[Spatial layout data]
——
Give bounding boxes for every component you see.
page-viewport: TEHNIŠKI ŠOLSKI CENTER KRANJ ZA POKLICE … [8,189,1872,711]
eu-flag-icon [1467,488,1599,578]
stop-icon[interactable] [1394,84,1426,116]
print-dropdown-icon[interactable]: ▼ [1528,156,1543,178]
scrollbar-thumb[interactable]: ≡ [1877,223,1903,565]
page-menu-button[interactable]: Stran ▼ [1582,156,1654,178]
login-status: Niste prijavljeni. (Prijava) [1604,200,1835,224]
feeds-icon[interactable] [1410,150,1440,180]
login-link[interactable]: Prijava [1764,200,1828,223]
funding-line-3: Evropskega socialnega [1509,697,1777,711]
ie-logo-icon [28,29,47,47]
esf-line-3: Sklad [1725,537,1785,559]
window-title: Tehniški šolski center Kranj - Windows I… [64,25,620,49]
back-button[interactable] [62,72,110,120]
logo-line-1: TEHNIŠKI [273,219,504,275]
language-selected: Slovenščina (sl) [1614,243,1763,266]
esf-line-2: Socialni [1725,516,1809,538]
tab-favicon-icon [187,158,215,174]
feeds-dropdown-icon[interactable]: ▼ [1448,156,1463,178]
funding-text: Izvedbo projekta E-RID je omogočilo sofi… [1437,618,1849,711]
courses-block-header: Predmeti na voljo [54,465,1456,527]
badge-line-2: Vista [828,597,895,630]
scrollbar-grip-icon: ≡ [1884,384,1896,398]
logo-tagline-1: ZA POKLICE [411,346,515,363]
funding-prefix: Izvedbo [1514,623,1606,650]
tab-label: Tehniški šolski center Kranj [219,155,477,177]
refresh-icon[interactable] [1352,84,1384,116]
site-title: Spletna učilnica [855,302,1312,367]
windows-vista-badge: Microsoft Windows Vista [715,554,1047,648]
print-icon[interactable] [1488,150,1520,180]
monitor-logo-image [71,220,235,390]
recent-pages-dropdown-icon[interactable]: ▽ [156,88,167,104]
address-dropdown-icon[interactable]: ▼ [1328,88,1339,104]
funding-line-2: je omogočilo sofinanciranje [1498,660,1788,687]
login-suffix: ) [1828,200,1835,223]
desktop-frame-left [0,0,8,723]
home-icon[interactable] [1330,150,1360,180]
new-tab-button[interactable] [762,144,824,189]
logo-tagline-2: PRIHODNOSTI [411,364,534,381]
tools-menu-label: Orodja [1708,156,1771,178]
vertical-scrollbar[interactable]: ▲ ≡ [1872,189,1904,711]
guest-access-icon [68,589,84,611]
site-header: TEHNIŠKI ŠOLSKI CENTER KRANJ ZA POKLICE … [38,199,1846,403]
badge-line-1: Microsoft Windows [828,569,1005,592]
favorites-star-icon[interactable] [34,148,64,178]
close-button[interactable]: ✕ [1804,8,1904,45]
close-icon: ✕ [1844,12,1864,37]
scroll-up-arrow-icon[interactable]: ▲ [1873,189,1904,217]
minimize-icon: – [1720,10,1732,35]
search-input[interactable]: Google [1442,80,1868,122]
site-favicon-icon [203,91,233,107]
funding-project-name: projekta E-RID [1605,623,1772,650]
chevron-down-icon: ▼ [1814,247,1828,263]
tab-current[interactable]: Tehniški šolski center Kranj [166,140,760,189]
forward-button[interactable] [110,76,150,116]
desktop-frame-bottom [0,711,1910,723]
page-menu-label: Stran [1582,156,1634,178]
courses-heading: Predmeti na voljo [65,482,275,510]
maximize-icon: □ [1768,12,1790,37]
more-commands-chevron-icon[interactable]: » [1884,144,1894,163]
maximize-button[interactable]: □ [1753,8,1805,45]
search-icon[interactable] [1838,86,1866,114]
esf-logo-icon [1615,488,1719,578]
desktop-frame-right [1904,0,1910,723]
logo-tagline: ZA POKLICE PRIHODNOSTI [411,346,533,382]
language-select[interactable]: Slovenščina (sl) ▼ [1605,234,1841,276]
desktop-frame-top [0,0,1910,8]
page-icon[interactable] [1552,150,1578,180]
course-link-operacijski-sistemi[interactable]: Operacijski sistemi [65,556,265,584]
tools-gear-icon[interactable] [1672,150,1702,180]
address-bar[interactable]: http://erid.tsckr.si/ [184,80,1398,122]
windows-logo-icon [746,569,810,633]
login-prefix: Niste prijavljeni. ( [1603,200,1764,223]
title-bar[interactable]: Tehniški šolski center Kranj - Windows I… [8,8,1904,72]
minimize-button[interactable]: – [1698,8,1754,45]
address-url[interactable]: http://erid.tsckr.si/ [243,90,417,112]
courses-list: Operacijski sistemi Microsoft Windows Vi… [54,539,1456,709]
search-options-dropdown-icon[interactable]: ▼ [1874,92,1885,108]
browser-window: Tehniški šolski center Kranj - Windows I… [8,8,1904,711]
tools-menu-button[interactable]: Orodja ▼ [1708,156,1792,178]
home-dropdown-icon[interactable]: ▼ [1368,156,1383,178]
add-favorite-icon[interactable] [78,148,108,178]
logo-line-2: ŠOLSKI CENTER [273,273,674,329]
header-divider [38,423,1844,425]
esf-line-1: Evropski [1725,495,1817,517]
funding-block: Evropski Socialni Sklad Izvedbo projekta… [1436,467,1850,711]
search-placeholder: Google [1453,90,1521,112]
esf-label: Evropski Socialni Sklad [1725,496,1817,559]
——
• _Short exercise_:
Rewrite the stretch of items from the start through the line containing "monitor-logo-image [71,220,235,390]" as a Markdown table with the columns Row and Line, omitting any blank lines.

• _Reply_:
| Row | Line |
|---|---|
| 1 | Give bounding boxes for every component you see. |
| 2 | page-viewport: TEHNIŠKI ŠOLSKI CENTER KRANJ ZA POKLICE … [8,189,1872,711] |
| 3 | eu-flag-icon [1467,488,1599,578] |
| 4 | stop-icon[interactable] [1394,84,1426,116] |
| 5 | print-dropdown-icon[interactable]: ▼ [1528,156,1543,178] |
| 6 | scrollbar-thumb[interactable]: ≡ [1877,223,1903,565] |
| 7 | page-menu-button[interactable]: Stran ▼ [1582,156,1654,178] |
| 8 | login-status: Niste prijavljeni. (Prijava) [1604,200,1835,224] |
| 9 | feeds-icon[interactable] [1410,150,1440,180] |
| 10 | login-link[interactable]: Prijava [1764,200,1828,223] |
| 11 | funding-line-3: Evropskega socialnega [1509,697,1777,711] |
| 12 | ie-logo-icon [28,29,47,47] |
| 13 | esf-line-3: Sklad [1725,537,1785,559] |
| 14 | window-title: Tehniški šolski center Kranj - Windows I… [64,25,620,49] |
| 15 | back-button[interactable] [62,72,110,120] |
| 16 | logo-line-1: TEHNIŠKI [273,219,504,275] |
| 17 | language-selected: Slovenščina (sl) [1614,243,1763,266] |
| 18 | esf-line-2: Socialni [1725,516,1809,538] |
| 19 | tab-favicon-icon [187,158,215,174] |
| 20 | feeds-dropdown-icon[interactable]: ▼ [1448,156,1463,178] |
| 21 | funding-text: Izvedbo projekta E-RID je omogočilo sofi… [1437,618,1849,711] |
| 22 | courses-block-header: Predmeti na voljo [54,465,1456,527] |
| 23 | badge-line-2: Vista [828,597,895,630] |
| 24 | scrollbar-grip-icon: ≡ [1884,384,1896,398] |
| 25 | logo-tagline-1: ZA POKLICE [411,346,515,363] |
| 26 | funding-prefix: Izvedbo [1514,623,1606,650] |
| 27 | tab-label: Tehniški šolski center Kranj [219,155,477,177] |
| 28 | refresh-icon[interactable] [1352,84,1384,116] |
| 29 | site-title: Spletna učilnica [855,302,1312,367] |
| 30 | windows-vista-badge: Microsoft Windows Vista [715,554,1047,648] |
| 31 | print-icon[interactable] [1488,150,1520,180] |
| 32 | monitor-logo-image [71,220,235,390] |